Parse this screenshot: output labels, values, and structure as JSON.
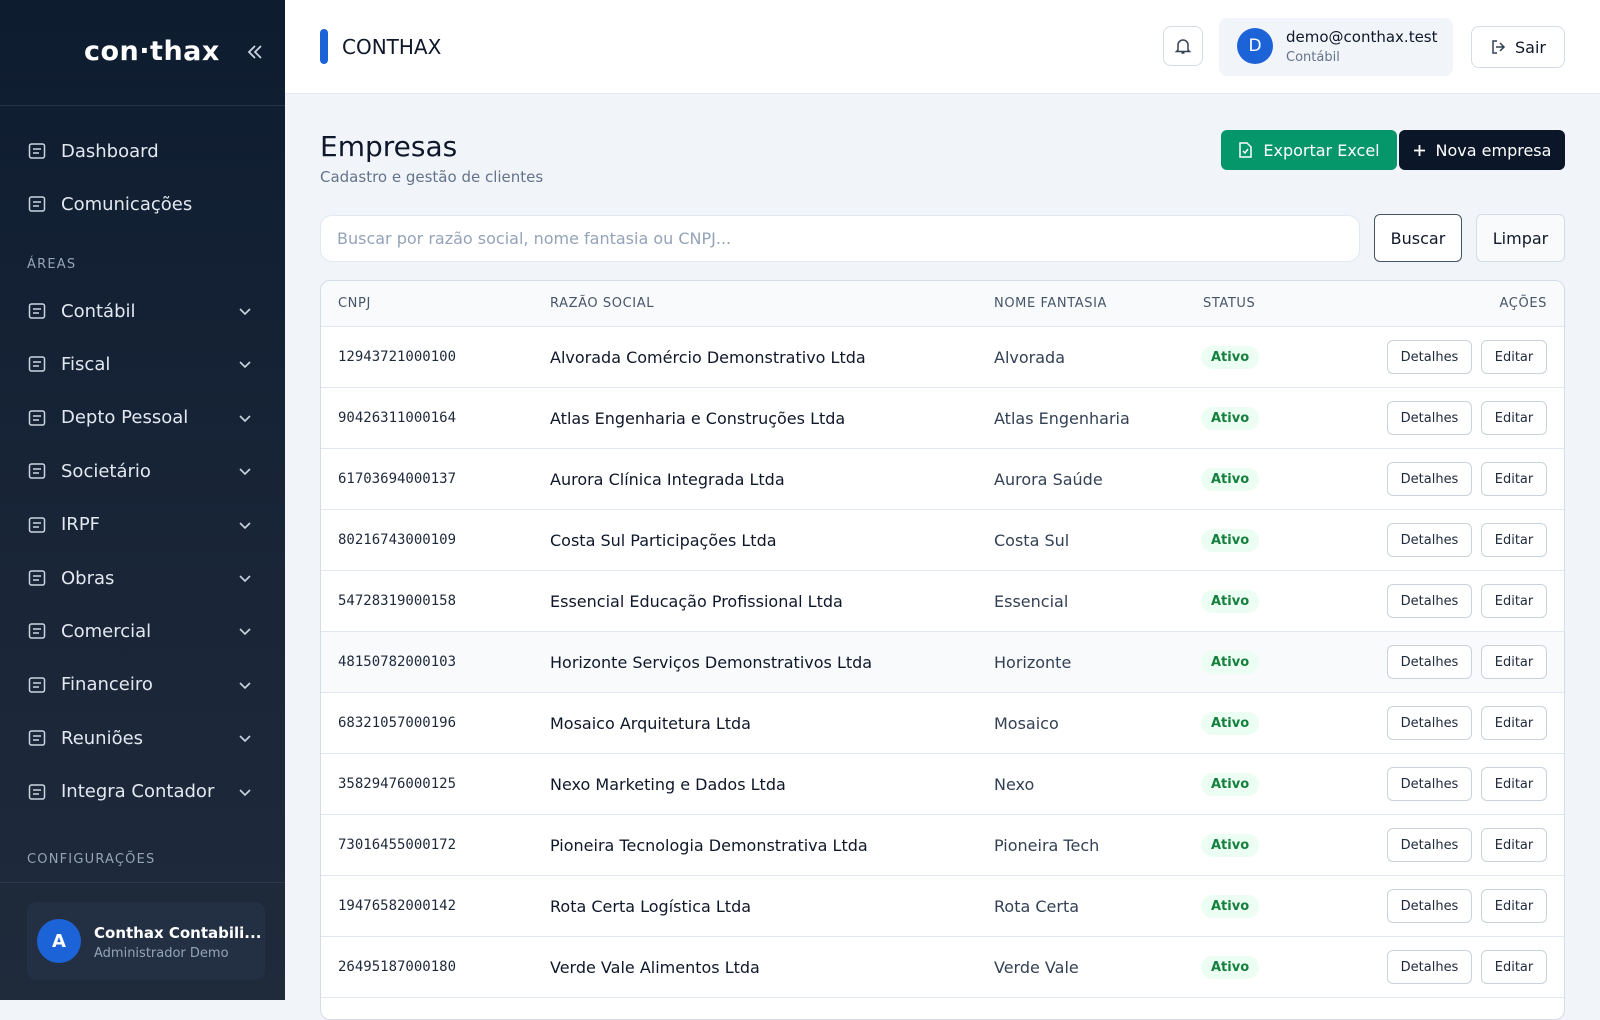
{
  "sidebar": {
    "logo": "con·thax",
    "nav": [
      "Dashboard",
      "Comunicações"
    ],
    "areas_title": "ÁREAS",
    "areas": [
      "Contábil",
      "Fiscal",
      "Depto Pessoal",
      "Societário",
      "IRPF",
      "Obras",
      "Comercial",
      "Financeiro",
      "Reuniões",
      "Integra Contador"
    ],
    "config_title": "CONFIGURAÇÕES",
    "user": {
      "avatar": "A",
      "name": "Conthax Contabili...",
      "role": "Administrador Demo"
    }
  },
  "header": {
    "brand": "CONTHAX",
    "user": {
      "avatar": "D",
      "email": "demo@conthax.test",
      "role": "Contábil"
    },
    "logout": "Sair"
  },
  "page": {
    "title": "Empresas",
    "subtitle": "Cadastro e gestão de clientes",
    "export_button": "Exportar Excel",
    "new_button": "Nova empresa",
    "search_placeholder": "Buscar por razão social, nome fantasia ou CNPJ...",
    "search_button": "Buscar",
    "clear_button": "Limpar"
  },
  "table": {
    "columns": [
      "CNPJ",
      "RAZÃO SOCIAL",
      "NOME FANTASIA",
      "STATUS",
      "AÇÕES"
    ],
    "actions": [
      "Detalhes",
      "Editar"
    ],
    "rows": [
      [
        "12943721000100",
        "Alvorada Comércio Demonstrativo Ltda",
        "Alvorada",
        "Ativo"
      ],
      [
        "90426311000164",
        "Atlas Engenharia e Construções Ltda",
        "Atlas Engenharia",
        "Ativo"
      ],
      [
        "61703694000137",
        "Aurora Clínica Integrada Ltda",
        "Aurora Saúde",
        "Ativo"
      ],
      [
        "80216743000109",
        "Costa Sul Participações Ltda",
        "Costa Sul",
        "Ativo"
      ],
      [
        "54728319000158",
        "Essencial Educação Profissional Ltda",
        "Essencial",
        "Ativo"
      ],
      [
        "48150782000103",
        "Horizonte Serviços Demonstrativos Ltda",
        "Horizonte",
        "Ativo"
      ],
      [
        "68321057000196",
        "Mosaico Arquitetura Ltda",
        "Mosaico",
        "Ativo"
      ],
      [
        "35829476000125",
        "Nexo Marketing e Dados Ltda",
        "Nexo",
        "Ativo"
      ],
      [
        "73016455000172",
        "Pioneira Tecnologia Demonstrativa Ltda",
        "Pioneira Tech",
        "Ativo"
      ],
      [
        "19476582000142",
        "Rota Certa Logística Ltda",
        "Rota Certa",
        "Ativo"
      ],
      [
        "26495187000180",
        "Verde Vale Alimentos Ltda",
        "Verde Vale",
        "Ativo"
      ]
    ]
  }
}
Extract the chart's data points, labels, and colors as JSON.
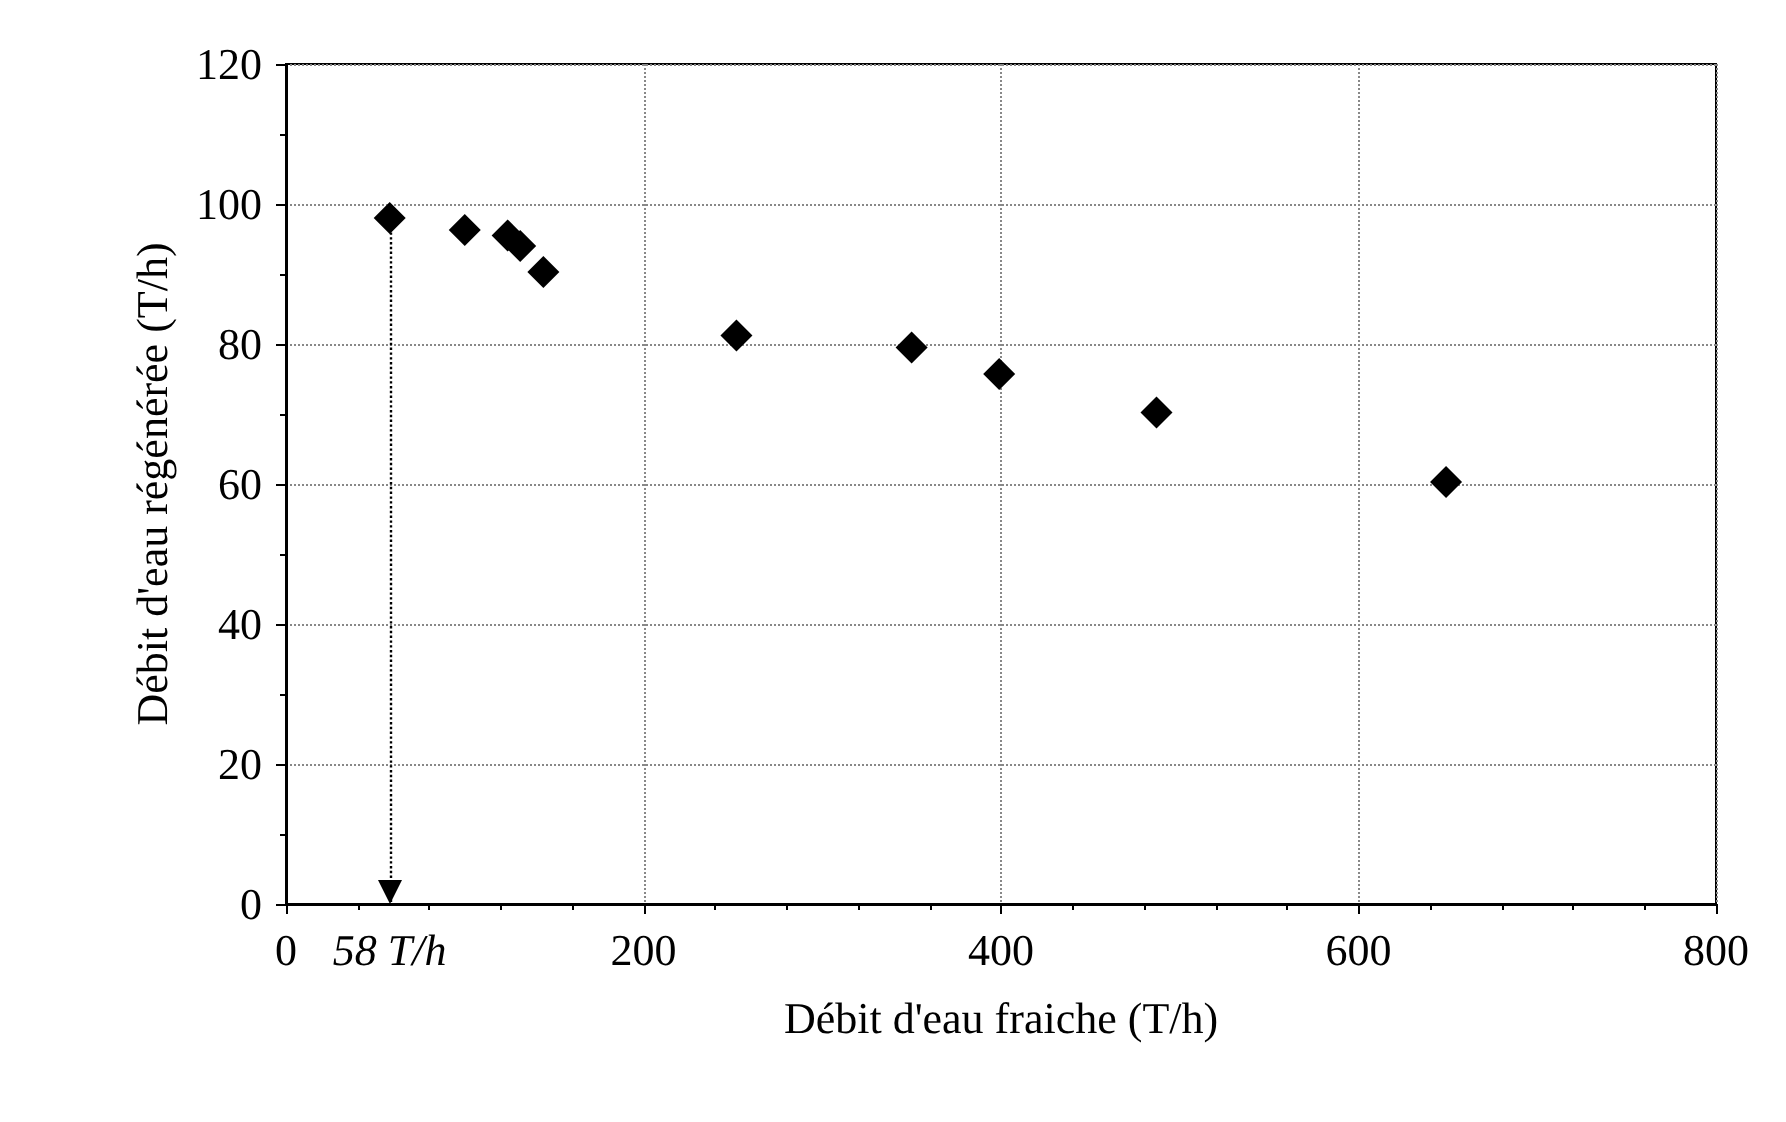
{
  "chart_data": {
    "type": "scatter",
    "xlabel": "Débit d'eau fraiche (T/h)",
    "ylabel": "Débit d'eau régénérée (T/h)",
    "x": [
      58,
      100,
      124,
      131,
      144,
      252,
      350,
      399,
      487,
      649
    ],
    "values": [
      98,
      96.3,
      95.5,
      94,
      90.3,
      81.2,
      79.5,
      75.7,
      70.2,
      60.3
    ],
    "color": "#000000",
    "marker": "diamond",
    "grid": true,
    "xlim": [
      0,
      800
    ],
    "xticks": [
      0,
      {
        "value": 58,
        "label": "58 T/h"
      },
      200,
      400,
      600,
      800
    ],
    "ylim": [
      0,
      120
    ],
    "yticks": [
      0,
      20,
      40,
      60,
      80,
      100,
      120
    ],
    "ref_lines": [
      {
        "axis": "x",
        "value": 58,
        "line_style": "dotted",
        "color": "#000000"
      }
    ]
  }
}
○ ○ ○ ○ ○ ○ ○
### Task to complete
Without the pictures, write out all of the material exactly.

### Output of the exercise
Parse this screenshot: output labels, values, and structure as JSON.
{
  "sidebar": {
    "logo": "con·thax",
    "nav": [
      "Dashboard",
      "Comunicações"
    ],
    "areas_title": "ÁREAS",
    "areas": [
      "Contábil",
      "Fiscal",
      "Depto Pessoal",
      "Societário",
      "IRPF",
      "Obras",
      "Comercial",
      "Financeiro",
      "Reuniões",
      "Integra Contador"
    ],
    "config_title": "CONFIGURAÇÕES",
    "user": {
      "avatar": "A",
      "name": "Conthax Contabili...",
      "role": "Administrador Demo"
    }
  },
  "header": {
    "brand": "CONTHAX",
    "user": {
      "avatar": "D",
      "email": "demo@conthax.test",
      "role": "Contábil"
    },
    "logout": "Sair"
  },
  "page": {
    "title": "Empresas",
    "subtitle": "Cadastro e gestão de clientes",
    "export_button": "Exportar Excel",
    "new_button": "Nova empresa",
    "search_placeholder": "Buscar por razão social, nome fantasia ou CNPJ...",
    "search_button": "Buscar",
    "clear_button": "Limpar"
  },
  "table": {
    "columns": [
      "CNPJ",
      "RAZÃO SOCIAL",
      "NOME FANTASIA",
      "STATUS",
      "AÇÕES"
    ],
    "actions": [
      "Detalhes",
      "Editar"
    ],
    "rows": [
      [
        "12943721000100",
        "Alvorada Comércio Demonstrativo Ltda",
        "Alvorada",
        "Ativo"
      ],
      [
        "90426311000164",
        "Atlas Engenharia e Construções Ltda",
        "Atlas Engenharia",
        "Ativo"
      ],
      [
        "61703694000137",
        "Aurora Clínica Integrada Ltda",
        "Aurora Saúde",
        "Ativo"
      ],
      [
        "80216743000109",
        "Costa Sul Participações Ltda",
        "Costa Sul",
        "Ativo"
      ],
      [
        "54728319000158",
        "Essencial Educação Profissional Ltda",
        "Essencial",
        "Ativo"
      ],
      [
        "48150782000103",
        "Horizonte Serviços Demonstrativos Ltda",
        "Horizonte",
        "Ativo"
      ],
      [
        "68321057000196",
        "Mosaico Arquitetura Ltda",
        "Mosaico",
        "Ativo"
      ],
      [
        "35829476000125",
        "Nexo Marketing e Dados Ltda",
        "Nexo",
        "Ativo"
      ],
      [
        "73016455000172",
        "Pioneira Tecnologia Demonstrativa Ltda",
        "Pioneira Tech",
        "Ativo"
      ],
      [
        "19476582000142",
        "Rota Certa Logística Ltda",
        "Rota Certa",
        "Ativo"
      ],
      [
        "26495187000180",
        "Verde Vale Alimentos Ltda",
        "Verde Vale",
        "Ativo"
      ]
    ]
  }
}
Extract the chart's data points, labels, and colors as JSON.
{
  "chart_data": {
    "type": "scatter",
    "xlabel": "Débit d'eau fraiche (T/h)",
    "ylabel": "Débit d'eau régénérée (T/h)",
    "x": [
      58,
      100,
      124,
      131,
      144,
      252,
      350,
      399,
      487,
      649
    ],
    "values": [
      98,
      96.3,
      95.5,
      94,
      90.3,
      81.2,
      79.5,
      75.7,
      70.2,
      60.3
    ],
    "color": "#000000",
    "marker": "diamond",
    "grid": true,
    "xlim": [
      0,
      800
    ],
    "xticks": [
      0,
      {
        "value": 58,
        "label": "58 T/h"
      },
      200,
      400,
      600,
      800
    ],
    "ylim": [
      0,
      120
    ],
    "yticks": [
      0,
      20,
      40,
      60,
      80,
      100,
      120
    ],
    "ref_lines": [
      {
        "axis": "x",
        "value": 58,
        "line_style": "dotted",
        "color": "#000000"
      }
    ]
  }
}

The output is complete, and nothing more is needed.